GIVEN TASK: Pictures do not belong in the copy; restate the records below word for word.

>>>>>

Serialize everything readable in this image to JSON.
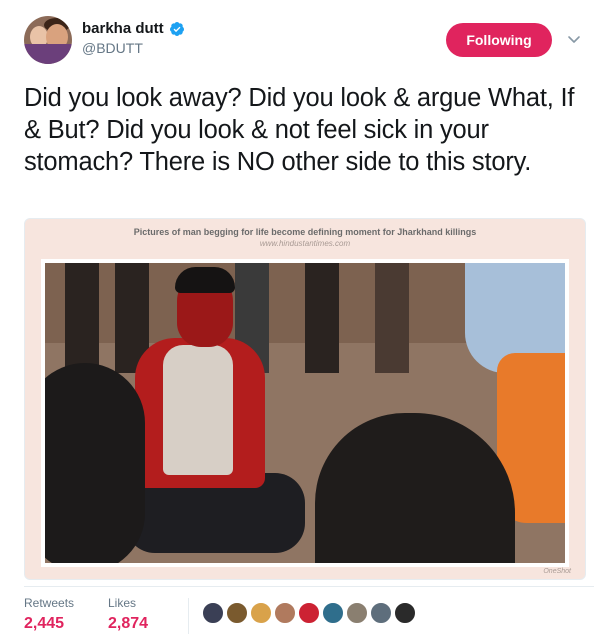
{
  "user": {
    "display_name": "barkha dutt",
    "handle": "@BDUTT",
    "verified": true,
    "avatar_icon": "avatar-photo"
  },
  "follow_button": {
    "label": "Following",
    "color": "#e0245e"
  },
  "menu": {
    "icon": "chevron-down-icon"
  },
  "tweet": {
    "text": "Did you look away? Did you look & argue What, If & But? Did you look & not feel sick in your stomach? There is NO other side to this story."
  },
  "media": {
    "caption": "Pictures of man begging for life become defining moment for Jharkhand killings",
    "source": "www.hindustantimes.com",
    "watermark": "OneShot"
  },
  "stats": {
    "retweets_label": "Retweets",
    "retweets_value": "2,445",
    "likes_label": "Likes",
    "likes_value": "2,874",
    "accent": "#e0245e"
  },
  "likers": [
    {
      "color": "#3a3f55"
    },
    {
      "color": "#7a5a2e"
    },
    {
      "color": "#d9a24a"
    },
    {
      "color": "#b07a5e"
    },
    {
      "color": "#cc2233"
    },
    {
      "color": "#2f6e8c"
    },
    {
      "color": "#8a7f70"
    },
    {
      "color": "#5e6e7c"
    },
    {
      "color": "#2a2a2a"
    }
  ]
}
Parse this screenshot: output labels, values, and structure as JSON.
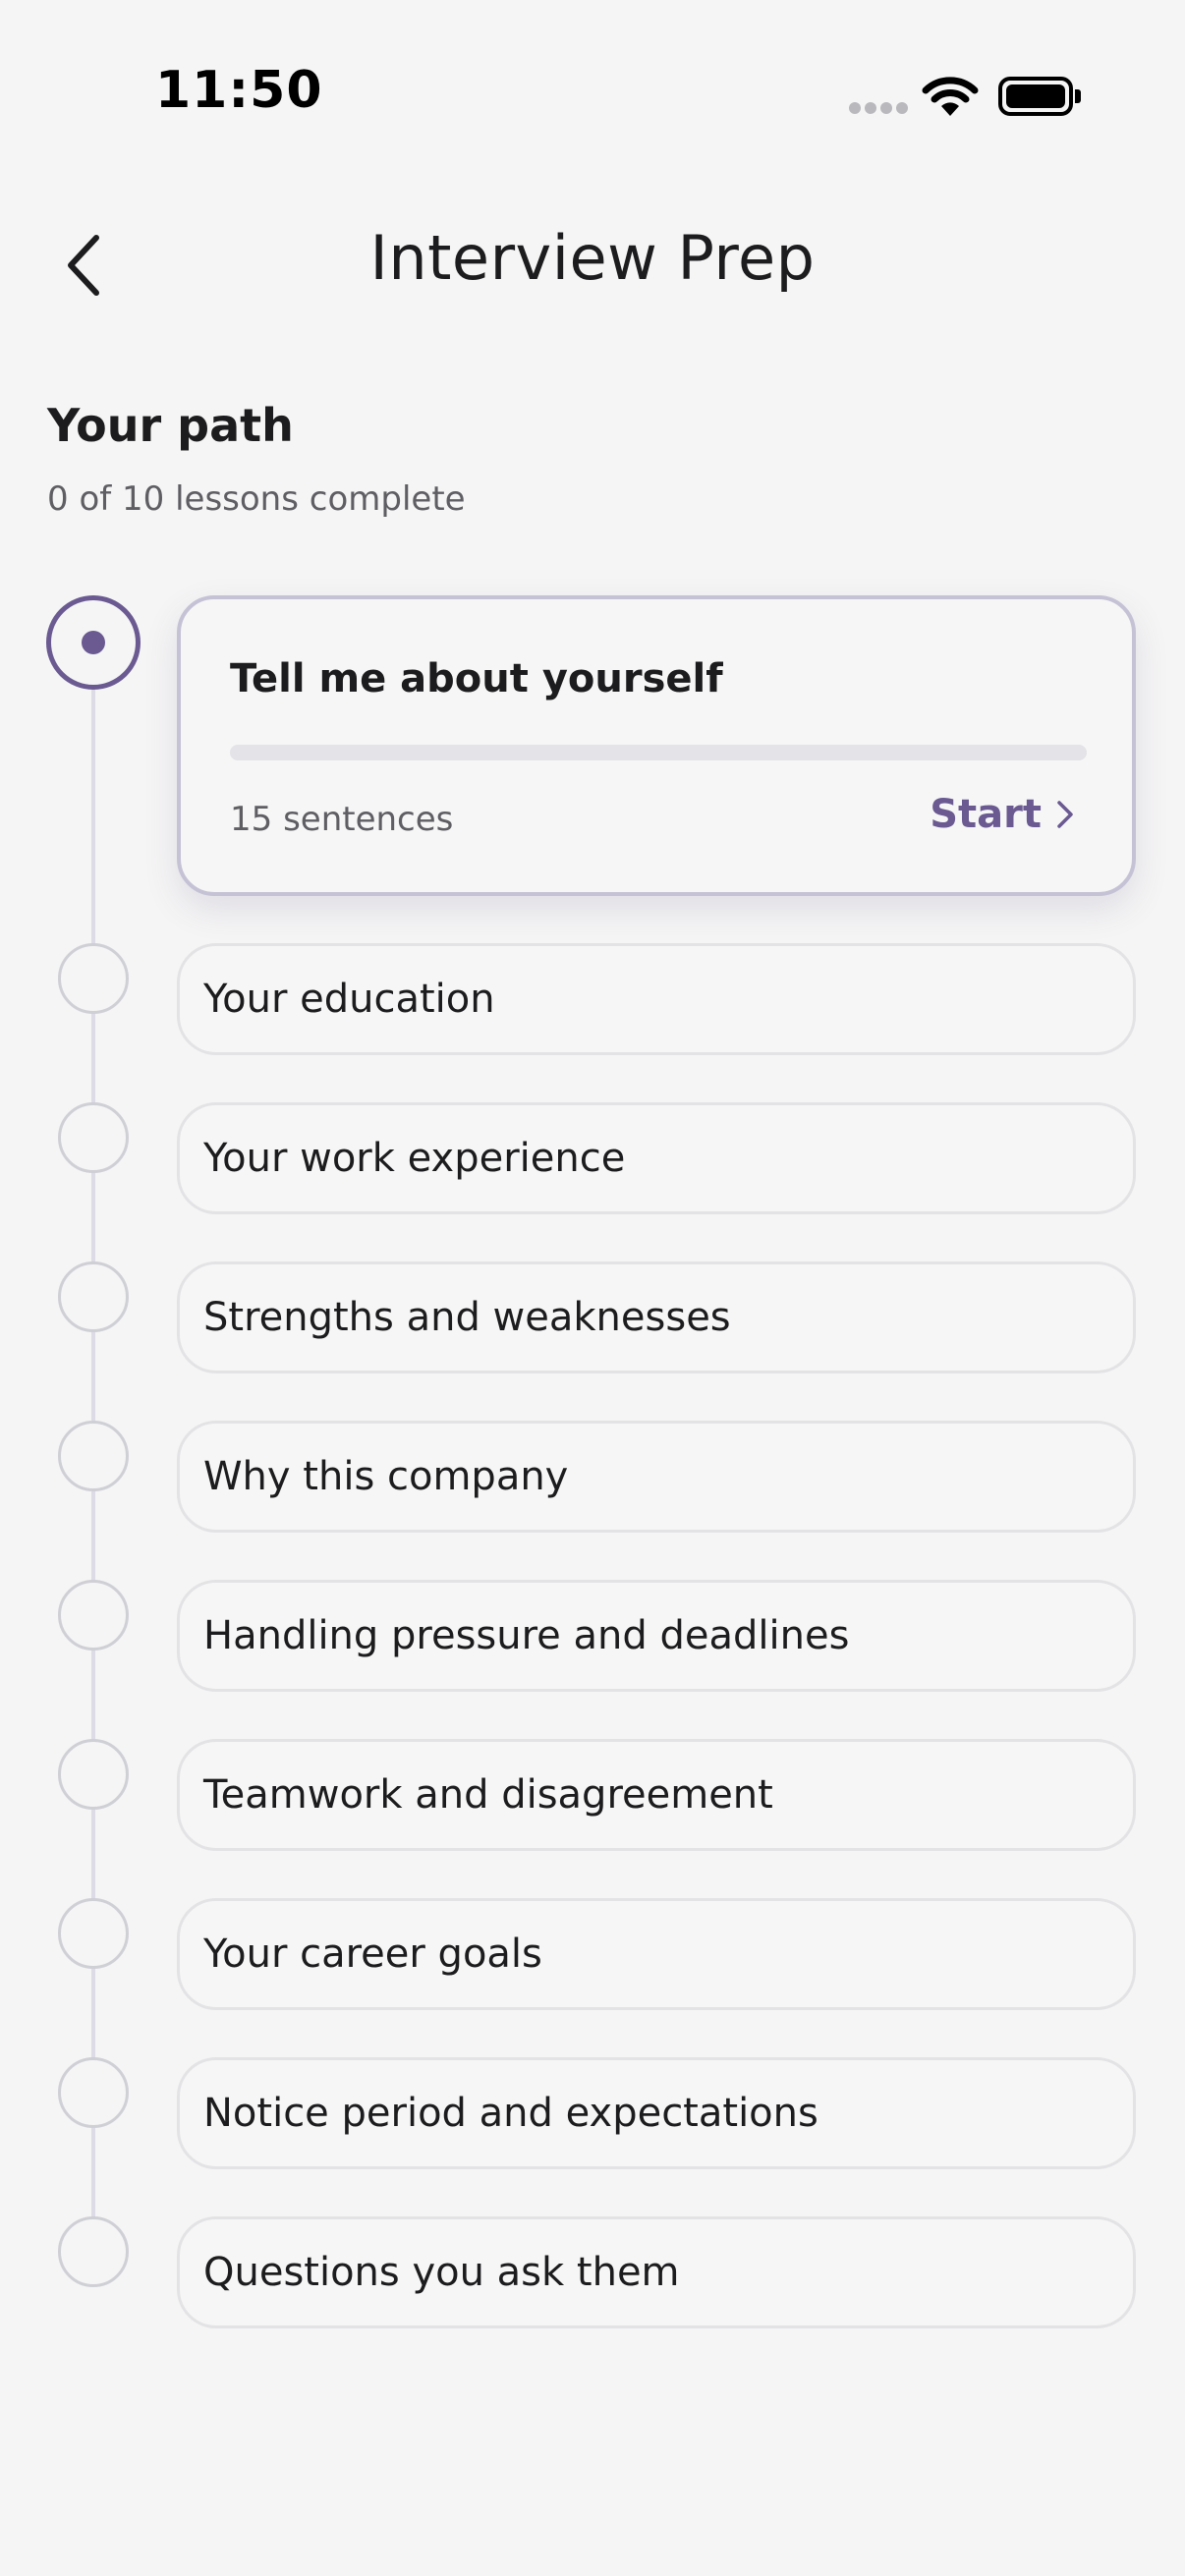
{
  "status_bar": {
    "time": "11:50"
  },
  "header": {
    "title": "Interview Prep"
  },
  "path": {
    "title": "Your path",
    "progress_text": "0 of 10 lessons complete"
  },
  "current_lesson": {
    "title": "Tell me about yourself",
    "meta": "15 sentences",
    "action_label": "Start",
    "progress": 0
  },
  "lessons": [
    {
      "label": "Your education"
    },
    {
      "label": "Your work experience"
    },
    {
      "label": "Strengths and weaknesses"
    },
    {
      "label": "Why this company"
    },
    {
      "label": "Handling pressure and deadlines"
    },
    {
      "label": "Teamwork and disagreement"
    },
    {
      "label": "Your career goals"
    },
    {
      "label": "Notice period and expectations"
    },
    {
      "label": "Questions you ask them"
    }
  ],
  "icons": {
    "back": "chevron-left-icon",
    "start": "chevron-right-icon",
    "signal": "cellular-signal-icon",
    "wifi": "wifi-icon",
    "battery": "battery-icon"
  },
  "colors": {
    "accent": "#6a5a91",
    "background": "#f5f5f5",
    "card_border": "#c5c2d6",
    "row_border": "#e3e3e6",
    "timeline": "#dcdbe6"
  }
}
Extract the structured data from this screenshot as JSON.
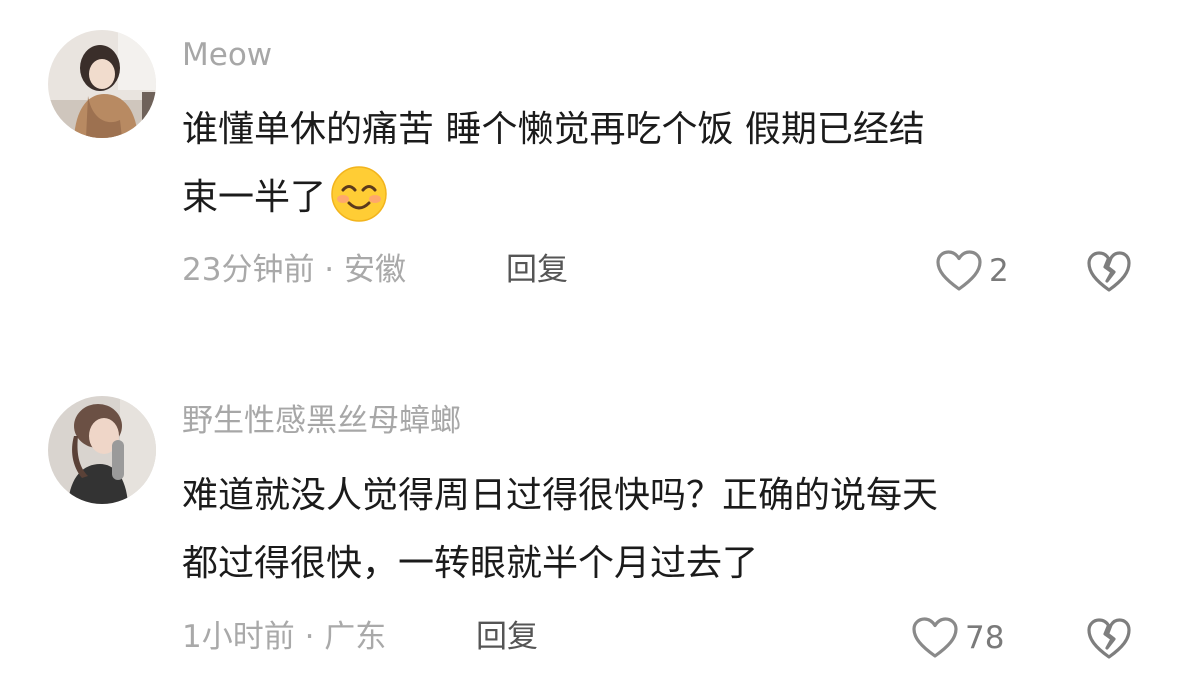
{
  "comments": [
    {
      "username": "Meow",
      "text_line1": "谁懂单休的痛苦  睡个懒觉再吃个饭  假期已经结",
      "text_line2": "束一半了",
      "emoji": "smiling-face-icon",
      "time_location": "23分钟前 · 安徽",
      "reply_label": "回复",
      "like_count": "2"
    },
    {
      "username": "野生性感黑丝母蟑螂",
      "text_line1": "难道就没人觉得周日过得很快吗？正确的说每天",
      "text_line2": "都过得很快，一转眼就半个月过去了",
      "time_location": "1小时前 · 广东",
      "reply_label": "回复",
      "like_count": "78"
    }
  ],
  "colors": {
    "username": "#a7a7a7",
    "text": "#1b1b1b",
    "meta": "#a9a9a9",
    "reply": "#555555",
    "icon": "#8a8a8a"
  }
}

<<<<<

OUTPUT FOR THIS TASK:
Serialize everything readable in this image to JSON.
{
  "user": {
    "display_name": "barkha dutt",
    "handle": "@BDUTT",
    "verified": true,
    "avatar_icon": "avatar-photo"
  },
  "follow_button": {
    "label": "Following",
    "color": "#e0245e"
  },
  "menu": {
    "icon": "chevron-down-icon"
  },
  "tweet": {
    "text": "Did you look away? Did you look & argue What, If & But? Did you look & not feel sick in your stomach? There is NO other side to this story."
  },
  "media": {
    "caption": "Pictures of man begging for life become defining moment for Jharkhand killings",
    "source": "www.hindustantimes.com",
    "watermark": "OneShot"
  },
  "stats": {
    "retweets_label": "Retweets",
    "retweets_value": "2,445",
    "likes_label": "Likes",
    "likes_value": "2,874",
    "accent": "#e0245e"
  },
  "likers": [
    {
      "color": "#3a3f55"
    },
    {
      "color": "#7a5a2e"
    },
    {
      "color": "#d9a24a"
    },
    {
      "color": "#b07a5e"
    },
    {
      "color": "#cc2233"
    },
    {
      "color": "#2f6e8c"
    },
    {
      "color": "#8a7f70"
    },
    {
      "color": "#5e6e7c"
    },
    {
      "color": "#2a2a2a"
    }
  ]
}
Parse this screenshot: output labels, values, and structure as JSON.
{
  "status_bar": {
    "time": "11:50"
  },
  "header": {
    "title": "Interview Prep"
  },
  "path": {
    "title": "Your path",
    "progress_text": "0 of 10 lessons complete"
  },
  "current_lesson": {
    "title": "Tell me about yourself",
    "meta": "15 sentences",
    "action_label": "Start",
    "progress": 0
  },
  "lessons": [
    {
      "label": "Your education"
    },
    {
      "label": "Your work experience"
    },
    {
      "label": "Strengths and weaknesses"
    },
    {
      "label": "Why this company"
    },
    {
      "label": "Handling pressure and deadlines"
    },
    {
      "label": "Teamwork and disagreement"
    },
    {
      "label": "Your career goals"
    },
    {
      "label": "Notice period and expectations"
    },
    {
      "label": "Questions you ask them"
    }
  ],
  "icons": {
    "back": "chevron-left-icon",
    "start": "chevron-right-icon",
    "signal": "cellular-signal-icon",
    "wifi": "wifi-icon",
    "battery": "battery-icon"
  },
  "colors": {
    "accent": "#6a5a91",
    "background": "#f5f5f5",
    "card_border": "#c5c2d6",
    "row_border": "#e3e3e6",
    "timeline": "#dcdbe6"
  }
}
Extract the structured data from this screenshot as JSON.
{
  "comments": [
    {
      "username": "Meow",
      "text_line1": "谁懂单休的痛苦  睡个懒觉再吃个饭  假期已经结",
      "text_line2": "束一半了",
      "emoji": "smiling-face-icon",
      "time_location": "23分钟前 · 安徽",
      "reply_label": "回复",
      "like_count": "2"
    },
    {
      "username": "野生性感黑丝母蟑螂",
      "text_line1": "难道就没人觉得周日过得很快吗？正确的说每天",
      "text_line2": "都过得很快，一转眼就半个月过去了",
      "time_location": "1小时前 · 广东",
      "reply_label": "回复",
      "like_count": "78"
    }
  ],
  "colors": {
    "username": "#a7a7a7",
    "text": "#1b1b1b",
    "meta": "#a9a9a9",
    "reply": "#555555",
    "icon": "#8a8a8a"
  }
}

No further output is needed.